**Stored data**.
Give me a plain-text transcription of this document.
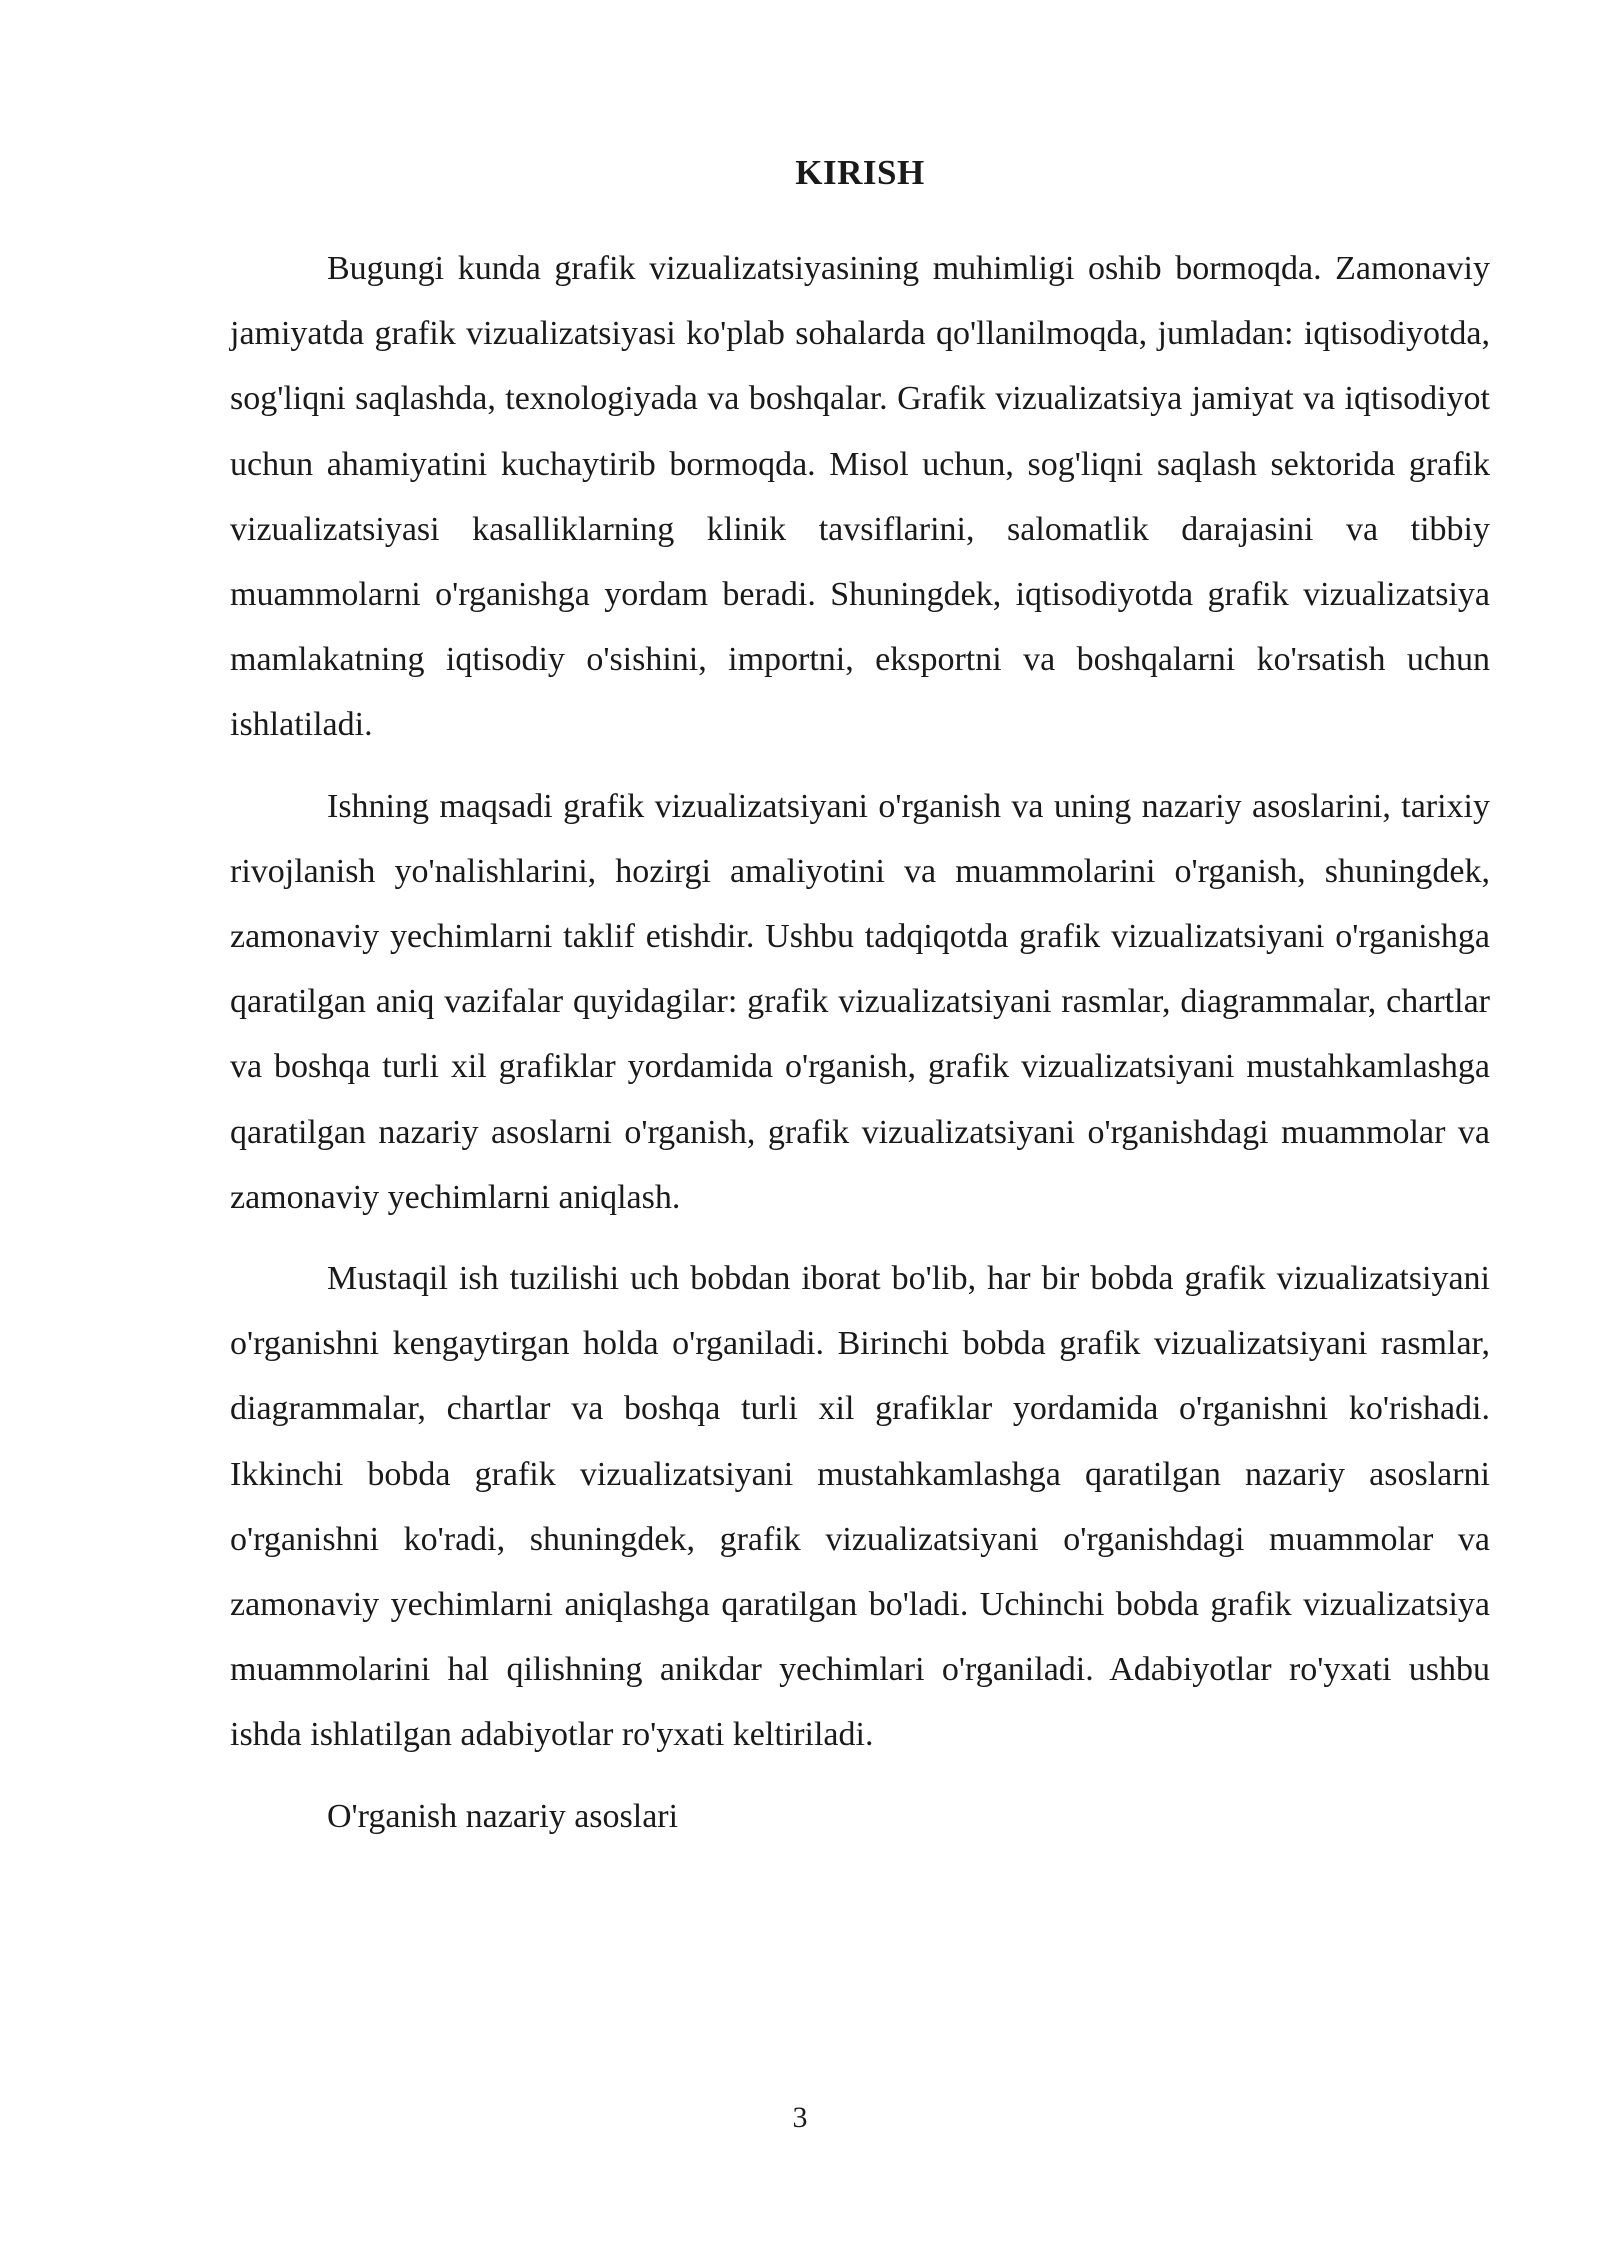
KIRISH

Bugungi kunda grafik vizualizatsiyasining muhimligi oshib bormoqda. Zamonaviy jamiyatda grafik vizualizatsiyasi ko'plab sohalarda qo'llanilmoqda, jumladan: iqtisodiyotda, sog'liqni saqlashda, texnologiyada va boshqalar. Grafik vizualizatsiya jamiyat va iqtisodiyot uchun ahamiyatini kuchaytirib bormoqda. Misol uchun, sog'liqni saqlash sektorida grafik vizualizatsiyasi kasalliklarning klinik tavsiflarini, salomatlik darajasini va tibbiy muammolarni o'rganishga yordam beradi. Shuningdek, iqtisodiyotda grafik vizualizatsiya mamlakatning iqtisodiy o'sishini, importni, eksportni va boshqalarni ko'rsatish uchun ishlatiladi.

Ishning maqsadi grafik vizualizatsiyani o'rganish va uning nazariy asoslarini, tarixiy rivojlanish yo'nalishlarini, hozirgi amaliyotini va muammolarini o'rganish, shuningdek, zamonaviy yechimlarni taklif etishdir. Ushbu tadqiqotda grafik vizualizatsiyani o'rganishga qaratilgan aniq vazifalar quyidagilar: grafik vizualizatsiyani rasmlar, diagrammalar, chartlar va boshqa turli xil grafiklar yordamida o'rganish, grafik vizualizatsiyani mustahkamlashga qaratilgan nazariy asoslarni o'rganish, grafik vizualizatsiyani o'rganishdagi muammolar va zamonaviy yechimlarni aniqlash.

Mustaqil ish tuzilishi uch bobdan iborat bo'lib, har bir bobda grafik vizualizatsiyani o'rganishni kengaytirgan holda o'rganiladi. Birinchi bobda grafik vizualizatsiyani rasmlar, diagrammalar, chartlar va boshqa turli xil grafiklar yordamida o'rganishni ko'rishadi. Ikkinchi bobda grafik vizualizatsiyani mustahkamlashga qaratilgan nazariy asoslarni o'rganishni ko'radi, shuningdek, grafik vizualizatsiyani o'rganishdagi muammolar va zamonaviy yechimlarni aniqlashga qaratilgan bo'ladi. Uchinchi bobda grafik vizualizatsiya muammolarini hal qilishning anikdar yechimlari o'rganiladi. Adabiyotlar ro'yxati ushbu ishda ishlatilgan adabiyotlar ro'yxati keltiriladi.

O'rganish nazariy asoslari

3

**Set task**.
Word for word, quote the lines above. Omit the pictures.

**Full response**.
Give me a plain-text transcription of this document.
KIRISH

Bugungi kunda grafik vizualizatsiyasining muhimligi oshib bormoqda. Zamonaviy jamiyatda grafik vizualizatsiyasi ko'plab sohalarda qo'llanilmoqda, jumladan: iqtisodiyotda, sog'liqni saqlashda, texnologiyada va boshqalar. Grafik vizualizatsiya jamiyat va iqtisodiyot uchun ahamiyatini kuchaytirib bormoqda. Misol uchun, sog'liqni saqlash sektorida grafik vizualizatsiyasi kasalliklarning klinik tavsiflarini, salomatlik darajasini va tibbiy muammolarni o'rganishga yordam beradi. Shuningdek, iqtisodiyotda grafik vizualizatsiya mamlakatning iqtisodiy o'sishini, importni, eksportni va boshqalarni ko'rsatish uchun ishlatiladi.

Ishning maqsadi grafik vizualizatsiyani o'rganish va uning nazariy asoslarini, tarixiy rivojlanish yo'nalishlarini, hozirgi amaliyotini va muammolarini o'rganish, shuningdek, zamonaviy yechimlarni taklif etishdir. Ushbu tadqiqotda grafik vizualizatsiyani o'rganishga qaratilgan aniq vazifalar quyidagilar: grafik vizualizatsiyani rasmlar, diagrammalar, chartlar va boshqa turli xil grafiklar yordamida o'rganish, grafik vizualizatsiyani mustahkamlashga qaratilgan nazariy asoslarni o'rganish, grafik vizualizatsiyani o'rganishdagi muammolar va zamonaviy yechimlarni aniqlash.

Mustaqil ish tuzilishi uch bobdan iborat bo'lib, har bir bobda grafik vizualizatsiyani o'rganishni kengaytirgan holda o'rganiladi. Birinchi bobda grafik vizualizatsiyani rasmlar, diagrammalar, chartlar va boshqa turli xil grafiklar yordamida o'rganishni ko'rishadi. Ikkinchi bobda grafik vizualizatsiyani mustahkamlashga qaratilgan nazariy asoslarni o'rganishni ko'radi, shuningdek, grafik vizualizatsiyani o'rganishdagi muammolar va zamonaviy yechimlarni aniqlashga qaratilgan bo'ladi. Uchinchi bobda grafik vizualizatsiya muammolarini hal qilishning anikdar yechimlari o'rganiladi. Adabiyotlar ro'yxati ushbu ishda ishlatilgan adabiyotlar ro'yxati keltiriladi.

O'rganish nazariy asoslari

3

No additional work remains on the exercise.